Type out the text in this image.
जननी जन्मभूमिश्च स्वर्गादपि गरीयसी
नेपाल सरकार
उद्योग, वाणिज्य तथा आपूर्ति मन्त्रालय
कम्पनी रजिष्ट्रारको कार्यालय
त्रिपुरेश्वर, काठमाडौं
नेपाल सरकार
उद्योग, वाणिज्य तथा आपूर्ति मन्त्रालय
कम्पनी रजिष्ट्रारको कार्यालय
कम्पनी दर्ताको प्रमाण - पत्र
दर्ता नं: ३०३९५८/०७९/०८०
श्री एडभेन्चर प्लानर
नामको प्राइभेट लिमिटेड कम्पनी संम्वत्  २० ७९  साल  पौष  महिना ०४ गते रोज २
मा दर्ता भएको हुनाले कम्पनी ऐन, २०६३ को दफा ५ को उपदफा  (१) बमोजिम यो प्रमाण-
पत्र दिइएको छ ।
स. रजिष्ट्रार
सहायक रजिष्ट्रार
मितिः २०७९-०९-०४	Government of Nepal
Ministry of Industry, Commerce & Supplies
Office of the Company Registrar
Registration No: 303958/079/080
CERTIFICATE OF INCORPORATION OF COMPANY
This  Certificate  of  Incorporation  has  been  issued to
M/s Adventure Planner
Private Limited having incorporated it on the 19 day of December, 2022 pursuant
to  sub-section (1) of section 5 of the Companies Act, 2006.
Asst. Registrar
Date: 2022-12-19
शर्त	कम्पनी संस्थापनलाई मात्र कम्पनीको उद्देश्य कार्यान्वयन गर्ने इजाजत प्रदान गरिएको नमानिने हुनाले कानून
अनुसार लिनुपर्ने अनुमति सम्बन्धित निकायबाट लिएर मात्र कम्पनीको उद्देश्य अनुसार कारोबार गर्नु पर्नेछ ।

----

● **PROBLEM**
Using the records above, select and copy every line that has the word "Registrar".

● **ANSWER TO THE EXERCISE**
Office of the Company Registrar
Asst. Registrar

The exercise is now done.